■ WORK REQUIRED ■
Find every line in the records that holds the string "Here". Copy each one.

— begin —

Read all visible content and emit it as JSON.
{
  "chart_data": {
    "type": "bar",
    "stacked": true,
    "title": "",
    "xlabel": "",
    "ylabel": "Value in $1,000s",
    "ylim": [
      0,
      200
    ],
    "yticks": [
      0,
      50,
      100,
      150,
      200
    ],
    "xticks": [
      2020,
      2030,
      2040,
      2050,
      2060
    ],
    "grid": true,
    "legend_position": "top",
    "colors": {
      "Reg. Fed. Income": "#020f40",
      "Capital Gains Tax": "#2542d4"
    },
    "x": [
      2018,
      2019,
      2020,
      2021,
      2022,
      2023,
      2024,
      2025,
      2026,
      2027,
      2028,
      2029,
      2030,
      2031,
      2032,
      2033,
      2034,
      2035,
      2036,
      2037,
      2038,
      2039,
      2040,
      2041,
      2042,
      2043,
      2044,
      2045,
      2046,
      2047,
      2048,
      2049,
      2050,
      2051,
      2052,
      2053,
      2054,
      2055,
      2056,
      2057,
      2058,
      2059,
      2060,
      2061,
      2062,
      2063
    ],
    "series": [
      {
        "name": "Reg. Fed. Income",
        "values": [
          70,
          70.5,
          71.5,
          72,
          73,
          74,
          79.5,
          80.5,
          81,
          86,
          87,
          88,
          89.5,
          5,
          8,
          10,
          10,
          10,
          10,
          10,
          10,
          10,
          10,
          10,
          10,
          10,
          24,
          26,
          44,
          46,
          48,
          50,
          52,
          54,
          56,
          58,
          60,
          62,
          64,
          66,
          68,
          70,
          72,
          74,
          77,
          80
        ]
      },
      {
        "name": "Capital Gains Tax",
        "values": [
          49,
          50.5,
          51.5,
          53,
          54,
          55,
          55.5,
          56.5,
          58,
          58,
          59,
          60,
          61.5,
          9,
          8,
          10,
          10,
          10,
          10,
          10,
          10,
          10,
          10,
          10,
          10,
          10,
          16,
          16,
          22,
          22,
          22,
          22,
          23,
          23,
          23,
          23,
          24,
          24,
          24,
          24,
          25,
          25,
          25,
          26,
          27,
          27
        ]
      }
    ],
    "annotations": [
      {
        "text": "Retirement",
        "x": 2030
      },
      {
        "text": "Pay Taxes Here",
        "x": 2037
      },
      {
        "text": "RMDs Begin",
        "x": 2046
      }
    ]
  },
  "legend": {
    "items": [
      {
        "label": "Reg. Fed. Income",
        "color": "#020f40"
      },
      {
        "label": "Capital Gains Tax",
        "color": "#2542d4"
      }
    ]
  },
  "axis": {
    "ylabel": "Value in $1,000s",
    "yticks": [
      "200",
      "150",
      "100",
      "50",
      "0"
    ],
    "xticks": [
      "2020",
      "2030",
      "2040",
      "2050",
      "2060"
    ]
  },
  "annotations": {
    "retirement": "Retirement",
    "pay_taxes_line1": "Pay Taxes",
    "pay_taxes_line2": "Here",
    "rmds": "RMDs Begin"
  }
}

— end —

■ REPLY ■
        "text": "Pay Taxes Here",
    "pay_taxes_line2": "Here",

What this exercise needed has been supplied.